**WHAT IS EXPECTED**
Find each line holding "ylabel" and copy it out.

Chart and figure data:
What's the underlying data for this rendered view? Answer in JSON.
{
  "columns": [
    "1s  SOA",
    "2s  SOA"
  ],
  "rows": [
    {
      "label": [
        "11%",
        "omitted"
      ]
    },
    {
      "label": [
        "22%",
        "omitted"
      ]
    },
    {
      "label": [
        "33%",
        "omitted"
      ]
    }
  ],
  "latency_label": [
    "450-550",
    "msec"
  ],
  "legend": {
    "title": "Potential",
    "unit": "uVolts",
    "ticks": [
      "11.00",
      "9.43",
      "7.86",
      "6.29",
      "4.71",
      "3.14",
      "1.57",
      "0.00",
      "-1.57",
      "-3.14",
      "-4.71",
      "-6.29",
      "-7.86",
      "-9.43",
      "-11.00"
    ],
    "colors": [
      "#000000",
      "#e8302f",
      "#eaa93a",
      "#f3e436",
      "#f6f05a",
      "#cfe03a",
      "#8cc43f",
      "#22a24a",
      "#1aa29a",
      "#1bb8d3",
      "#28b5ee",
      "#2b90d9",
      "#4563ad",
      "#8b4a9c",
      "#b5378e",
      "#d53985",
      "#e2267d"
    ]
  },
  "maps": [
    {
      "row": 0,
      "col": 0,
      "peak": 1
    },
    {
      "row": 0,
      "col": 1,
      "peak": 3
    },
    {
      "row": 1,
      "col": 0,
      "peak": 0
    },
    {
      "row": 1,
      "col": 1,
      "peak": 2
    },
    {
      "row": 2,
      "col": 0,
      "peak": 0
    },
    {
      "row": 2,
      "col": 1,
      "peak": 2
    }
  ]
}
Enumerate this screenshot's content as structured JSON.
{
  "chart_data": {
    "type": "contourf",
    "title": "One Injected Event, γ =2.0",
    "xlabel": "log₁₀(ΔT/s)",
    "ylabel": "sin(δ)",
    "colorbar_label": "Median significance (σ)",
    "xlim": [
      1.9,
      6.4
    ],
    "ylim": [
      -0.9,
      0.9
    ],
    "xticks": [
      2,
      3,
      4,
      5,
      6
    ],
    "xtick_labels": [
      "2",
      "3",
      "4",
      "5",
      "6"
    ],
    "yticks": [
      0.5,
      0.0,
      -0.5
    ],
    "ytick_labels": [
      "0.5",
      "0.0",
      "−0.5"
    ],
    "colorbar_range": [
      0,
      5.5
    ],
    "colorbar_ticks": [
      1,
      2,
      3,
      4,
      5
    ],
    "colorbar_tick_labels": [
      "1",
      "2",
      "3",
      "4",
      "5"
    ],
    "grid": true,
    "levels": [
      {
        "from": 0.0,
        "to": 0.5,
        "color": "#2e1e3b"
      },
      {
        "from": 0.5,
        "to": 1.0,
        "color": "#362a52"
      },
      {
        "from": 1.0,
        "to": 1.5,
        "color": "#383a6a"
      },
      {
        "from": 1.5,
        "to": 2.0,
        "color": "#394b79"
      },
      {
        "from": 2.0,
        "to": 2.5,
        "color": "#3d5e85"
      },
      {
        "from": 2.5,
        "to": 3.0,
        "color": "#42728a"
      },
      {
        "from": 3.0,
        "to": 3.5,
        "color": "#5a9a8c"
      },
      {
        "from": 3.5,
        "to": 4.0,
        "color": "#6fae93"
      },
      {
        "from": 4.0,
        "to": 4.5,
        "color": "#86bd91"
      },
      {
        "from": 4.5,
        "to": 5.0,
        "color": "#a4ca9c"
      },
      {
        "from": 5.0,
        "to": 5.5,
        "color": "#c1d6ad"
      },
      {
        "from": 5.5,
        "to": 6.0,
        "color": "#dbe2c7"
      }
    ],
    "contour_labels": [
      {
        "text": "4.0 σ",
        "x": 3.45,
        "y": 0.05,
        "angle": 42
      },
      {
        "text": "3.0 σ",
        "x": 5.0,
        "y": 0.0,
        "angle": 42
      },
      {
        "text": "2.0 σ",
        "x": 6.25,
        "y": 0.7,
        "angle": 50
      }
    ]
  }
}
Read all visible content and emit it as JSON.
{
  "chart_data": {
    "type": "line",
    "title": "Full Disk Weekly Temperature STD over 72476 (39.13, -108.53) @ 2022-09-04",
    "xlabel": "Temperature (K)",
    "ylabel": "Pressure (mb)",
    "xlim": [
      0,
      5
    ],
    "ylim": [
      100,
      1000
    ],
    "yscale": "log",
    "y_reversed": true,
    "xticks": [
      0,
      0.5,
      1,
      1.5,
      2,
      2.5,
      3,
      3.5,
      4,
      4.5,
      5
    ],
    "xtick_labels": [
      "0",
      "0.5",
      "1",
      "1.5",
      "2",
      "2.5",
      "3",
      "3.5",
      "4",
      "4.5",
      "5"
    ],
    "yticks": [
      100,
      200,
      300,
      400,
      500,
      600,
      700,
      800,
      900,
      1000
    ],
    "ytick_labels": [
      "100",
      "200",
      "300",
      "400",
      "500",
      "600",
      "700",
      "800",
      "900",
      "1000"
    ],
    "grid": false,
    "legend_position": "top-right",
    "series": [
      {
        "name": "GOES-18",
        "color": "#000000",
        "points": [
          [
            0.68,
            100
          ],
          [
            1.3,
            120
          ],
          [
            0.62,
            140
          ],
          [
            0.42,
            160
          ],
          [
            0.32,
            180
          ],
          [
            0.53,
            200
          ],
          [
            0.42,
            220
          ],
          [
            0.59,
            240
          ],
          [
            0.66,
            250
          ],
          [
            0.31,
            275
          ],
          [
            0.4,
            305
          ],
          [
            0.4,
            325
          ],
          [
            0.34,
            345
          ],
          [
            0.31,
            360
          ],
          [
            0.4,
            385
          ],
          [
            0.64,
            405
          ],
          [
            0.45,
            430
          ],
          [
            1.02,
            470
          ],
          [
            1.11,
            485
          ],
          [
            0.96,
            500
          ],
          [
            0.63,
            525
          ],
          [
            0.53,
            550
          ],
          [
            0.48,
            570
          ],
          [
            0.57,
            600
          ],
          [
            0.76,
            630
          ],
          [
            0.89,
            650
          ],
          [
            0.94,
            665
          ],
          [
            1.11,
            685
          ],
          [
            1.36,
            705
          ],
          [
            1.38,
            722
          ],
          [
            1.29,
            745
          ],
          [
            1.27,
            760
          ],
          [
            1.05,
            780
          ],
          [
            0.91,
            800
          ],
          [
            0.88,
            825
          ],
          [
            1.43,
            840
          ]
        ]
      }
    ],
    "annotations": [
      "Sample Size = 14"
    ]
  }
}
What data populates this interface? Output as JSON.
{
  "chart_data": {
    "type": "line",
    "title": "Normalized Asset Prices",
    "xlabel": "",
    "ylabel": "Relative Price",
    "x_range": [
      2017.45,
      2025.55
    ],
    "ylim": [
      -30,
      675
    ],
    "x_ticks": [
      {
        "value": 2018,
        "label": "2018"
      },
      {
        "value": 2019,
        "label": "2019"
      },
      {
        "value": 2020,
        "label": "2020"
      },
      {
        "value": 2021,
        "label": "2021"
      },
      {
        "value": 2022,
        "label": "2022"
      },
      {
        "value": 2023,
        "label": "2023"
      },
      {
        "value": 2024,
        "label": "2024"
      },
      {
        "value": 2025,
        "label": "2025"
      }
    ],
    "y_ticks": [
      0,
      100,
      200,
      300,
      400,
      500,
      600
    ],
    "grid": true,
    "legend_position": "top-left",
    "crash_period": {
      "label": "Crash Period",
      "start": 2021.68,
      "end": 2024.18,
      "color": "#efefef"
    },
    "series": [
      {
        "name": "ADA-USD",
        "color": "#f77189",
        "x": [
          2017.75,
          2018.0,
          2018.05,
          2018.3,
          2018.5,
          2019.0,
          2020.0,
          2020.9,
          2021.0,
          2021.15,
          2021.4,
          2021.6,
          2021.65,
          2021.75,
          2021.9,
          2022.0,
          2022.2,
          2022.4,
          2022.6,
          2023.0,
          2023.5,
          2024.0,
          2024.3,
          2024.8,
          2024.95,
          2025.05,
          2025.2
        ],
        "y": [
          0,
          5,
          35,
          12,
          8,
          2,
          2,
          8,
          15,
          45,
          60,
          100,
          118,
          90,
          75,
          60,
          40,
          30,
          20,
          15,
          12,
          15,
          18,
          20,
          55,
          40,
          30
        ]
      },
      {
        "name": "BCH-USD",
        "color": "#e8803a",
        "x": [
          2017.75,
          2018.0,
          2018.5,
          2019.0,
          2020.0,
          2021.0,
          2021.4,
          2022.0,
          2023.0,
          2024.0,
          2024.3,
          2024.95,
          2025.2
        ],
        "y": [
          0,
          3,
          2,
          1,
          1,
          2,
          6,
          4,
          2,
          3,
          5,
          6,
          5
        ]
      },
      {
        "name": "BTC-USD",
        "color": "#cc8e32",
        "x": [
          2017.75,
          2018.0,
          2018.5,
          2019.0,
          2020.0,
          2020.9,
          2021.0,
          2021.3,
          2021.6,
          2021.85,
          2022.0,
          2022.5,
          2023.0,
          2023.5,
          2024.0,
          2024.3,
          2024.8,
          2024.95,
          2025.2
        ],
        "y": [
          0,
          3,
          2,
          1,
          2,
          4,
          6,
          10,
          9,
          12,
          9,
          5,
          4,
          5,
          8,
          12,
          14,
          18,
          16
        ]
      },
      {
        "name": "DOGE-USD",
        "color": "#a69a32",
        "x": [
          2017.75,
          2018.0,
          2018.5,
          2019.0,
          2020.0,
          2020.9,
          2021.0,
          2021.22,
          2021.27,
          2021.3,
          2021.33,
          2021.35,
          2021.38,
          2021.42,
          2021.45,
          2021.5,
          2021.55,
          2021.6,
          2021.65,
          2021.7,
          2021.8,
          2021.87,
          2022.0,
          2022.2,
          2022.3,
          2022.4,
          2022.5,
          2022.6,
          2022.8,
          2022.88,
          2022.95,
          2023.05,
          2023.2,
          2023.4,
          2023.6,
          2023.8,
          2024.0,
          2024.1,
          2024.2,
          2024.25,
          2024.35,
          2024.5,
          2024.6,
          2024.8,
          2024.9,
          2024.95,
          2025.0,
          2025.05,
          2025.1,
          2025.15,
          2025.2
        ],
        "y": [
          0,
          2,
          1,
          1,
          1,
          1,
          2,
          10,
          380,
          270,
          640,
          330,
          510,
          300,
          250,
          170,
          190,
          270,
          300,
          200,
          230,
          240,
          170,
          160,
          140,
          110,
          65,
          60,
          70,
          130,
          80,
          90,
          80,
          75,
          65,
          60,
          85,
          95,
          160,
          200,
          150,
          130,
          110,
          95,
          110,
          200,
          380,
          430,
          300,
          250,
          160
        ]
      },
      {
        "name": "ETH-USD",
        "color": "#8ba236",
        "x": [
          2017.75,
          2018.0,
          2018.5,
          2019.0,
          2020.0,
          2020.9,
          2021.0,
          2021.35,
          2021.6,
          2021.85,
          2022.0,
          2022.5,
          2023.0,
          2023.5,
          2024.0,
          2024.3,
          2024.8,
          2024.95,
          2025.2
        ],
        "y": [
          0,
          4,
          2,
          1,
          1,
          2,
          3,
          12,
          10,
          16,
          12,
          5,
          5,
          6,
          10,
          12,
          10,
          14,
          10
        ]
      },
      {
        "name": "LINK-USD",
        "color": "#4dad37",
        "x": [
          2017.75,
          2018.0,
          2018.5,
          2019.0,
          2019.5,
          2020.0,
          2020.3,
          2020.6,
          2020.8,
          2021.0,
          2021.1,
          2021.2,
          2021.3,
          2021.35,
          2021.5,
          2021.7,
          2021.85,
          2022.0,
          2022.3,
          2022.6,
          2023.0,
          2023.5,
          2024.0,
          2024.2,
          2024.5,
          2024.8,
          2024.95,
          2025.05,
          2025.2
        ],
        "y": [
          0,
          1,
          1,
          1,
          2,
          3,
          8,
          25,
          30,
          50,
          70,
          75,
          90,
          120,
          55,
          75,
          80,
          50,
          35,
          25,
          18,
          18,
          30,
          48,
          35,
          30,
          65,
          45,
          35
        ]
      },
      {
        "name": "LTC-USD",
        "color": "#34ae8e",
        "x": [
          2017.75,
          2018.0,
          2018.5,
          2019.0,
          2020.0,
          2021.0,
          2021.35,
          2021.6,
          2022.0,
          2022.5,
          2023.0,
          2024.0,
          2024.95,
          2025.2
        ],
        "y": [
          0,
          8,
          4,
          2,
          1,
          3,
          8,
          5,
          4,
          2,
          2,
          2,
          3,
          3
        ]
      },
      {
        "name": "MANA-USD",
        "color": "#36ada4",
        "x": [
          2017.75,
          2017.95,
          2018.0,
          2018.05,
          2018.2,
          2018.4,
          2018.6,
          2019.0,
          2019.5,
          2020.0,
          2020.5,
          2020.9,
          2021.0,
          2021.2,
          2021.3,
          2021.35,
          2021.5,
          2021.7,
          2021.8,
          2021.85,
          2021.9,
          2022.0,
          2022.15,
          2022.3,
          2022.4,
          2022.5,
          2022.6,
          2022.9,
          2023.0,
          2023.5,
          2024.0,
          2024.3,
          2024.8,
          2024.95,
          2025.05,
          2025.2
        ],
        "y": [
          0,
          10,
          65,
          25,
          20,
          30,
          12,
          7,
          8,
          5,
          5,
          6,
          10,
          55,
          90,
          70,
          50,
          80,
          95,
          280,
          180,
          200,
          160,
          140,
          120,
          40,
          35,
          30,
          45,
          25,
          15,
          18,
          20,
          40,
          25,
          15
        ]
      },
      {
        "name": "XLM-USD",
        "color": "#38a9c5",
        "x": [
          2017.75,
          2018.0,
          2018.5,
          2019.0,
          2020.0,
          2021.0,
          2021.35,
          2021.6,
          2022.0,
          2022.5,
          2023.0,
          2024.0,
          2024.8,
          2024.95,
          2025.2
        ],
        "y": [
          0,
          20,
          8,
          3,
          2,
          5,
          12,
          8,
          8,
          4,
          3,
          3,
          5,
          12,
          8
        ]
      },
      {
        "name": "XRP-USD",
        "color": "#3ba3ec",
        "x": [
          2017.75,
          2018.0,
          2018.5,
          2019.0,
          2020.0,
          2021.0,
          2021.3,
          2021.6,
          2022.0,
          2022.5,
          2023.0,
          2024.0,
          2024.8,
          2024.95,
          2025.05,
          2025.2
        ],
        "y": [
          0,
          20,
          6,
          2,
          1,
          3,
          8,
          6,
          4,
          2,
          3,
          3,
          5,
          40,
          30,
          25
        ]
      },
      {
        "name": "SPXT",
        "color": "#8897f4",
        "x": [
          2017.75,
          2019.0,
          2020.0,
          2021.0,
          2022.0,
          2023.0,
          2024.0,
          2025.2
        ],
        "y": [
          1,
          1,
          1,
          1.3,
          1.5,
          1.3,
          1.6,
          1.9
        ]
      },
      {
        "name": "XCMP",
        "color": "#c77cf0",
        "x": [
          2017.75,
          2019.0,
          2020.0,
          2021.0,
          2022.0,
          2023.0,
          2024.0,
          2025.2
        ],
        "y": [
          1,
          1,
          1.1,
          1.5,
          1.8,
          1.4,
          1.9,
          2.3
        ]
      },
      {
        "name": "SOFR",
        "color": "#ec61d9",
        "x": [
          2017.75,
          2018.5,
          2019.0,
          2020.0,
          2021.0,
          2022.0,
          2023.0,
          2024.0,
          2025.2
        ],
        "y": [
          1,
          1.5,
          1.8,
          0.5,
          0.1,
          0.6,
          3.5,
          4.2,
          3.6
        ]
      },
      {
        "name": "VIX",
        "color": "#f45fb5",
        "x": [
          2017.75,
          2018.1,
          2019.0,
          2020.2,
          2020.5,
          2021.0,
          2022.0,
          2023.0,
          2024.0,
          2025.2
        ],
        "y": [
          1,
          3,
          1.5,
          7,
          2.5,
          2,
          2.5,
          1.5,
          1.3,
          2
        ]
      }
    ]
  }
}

**OUTPUT FOR THIS TASK**
    "ylabel": "sin(δ)",
    "ylabel": "Pressure (mb)",
    "ylabel": "Relative Price",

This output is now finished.